> WHAT TO PRODUCE: Return each line of the records holding the string "marker".

>> BEGIN RECORDS FOR THIS TASK

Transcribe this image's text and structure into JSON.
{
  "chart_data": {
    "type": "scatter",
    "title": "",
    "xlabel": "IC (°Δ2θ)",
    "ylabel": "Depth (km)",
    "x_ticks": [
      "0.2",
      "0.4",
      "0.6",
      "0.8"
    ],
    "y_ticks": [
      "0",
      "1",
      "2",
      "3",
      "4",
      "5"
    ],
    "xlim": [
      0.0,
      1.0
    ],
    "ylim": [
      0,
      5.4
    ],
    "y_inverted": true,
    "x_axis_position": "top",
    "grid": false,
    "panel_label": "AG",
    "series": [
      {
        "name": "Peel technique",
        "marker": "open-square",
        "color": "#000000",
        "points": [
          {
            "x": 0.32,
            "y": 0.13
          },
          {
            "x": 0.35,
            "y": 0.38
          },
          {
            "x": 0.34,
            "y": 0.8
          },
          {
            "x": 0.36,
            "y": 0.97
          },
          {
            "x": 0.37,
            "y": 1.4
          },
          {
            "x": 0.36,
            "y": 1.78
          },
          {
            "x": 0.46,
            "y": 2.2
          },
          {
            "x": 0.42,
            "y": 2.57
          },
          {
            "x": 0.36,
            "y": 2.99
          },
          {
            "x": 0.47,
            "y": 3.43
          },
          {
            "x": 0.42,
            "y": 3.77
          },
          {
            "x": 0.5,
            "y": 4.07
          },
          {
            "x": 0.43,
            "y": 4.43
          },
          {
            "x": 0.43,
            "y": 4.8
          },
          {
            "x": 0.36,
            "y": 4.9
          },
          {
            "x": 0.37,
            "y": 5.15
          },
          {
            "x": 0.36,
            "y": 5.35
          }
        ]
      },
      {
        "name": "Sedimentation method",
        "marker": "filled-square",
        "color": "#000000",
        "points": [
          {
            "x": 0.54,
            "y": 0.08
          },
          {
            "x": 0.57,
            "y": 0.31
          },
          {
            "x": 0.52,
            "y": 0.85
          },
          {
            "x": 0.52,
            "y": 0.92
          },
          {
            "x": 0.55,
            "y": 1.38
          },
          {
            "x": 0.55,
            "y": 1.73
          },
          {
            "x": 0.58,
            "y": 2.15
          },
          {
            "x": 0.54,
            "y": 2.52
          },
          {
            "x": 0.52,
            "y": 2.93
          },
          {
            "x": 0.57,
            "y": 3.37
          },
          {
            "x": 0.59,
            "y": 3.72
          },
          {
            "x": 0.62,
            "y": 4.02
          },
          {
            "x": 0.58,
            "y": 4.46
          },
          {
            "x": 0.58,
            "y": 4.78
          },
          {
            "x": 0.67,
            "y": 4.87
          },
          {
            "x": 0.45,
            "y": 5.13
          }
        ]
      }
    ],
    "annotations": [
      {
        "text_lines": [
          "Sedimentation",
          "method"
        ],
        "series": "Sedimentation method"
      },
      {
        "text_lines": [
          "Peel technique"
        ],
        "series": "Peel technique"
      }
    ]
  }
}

>> END RECORDS FOR THIS TASK

> REPLY TO THE EXERCISE:
        "marker": "open-square",
        "marker": "filled-square",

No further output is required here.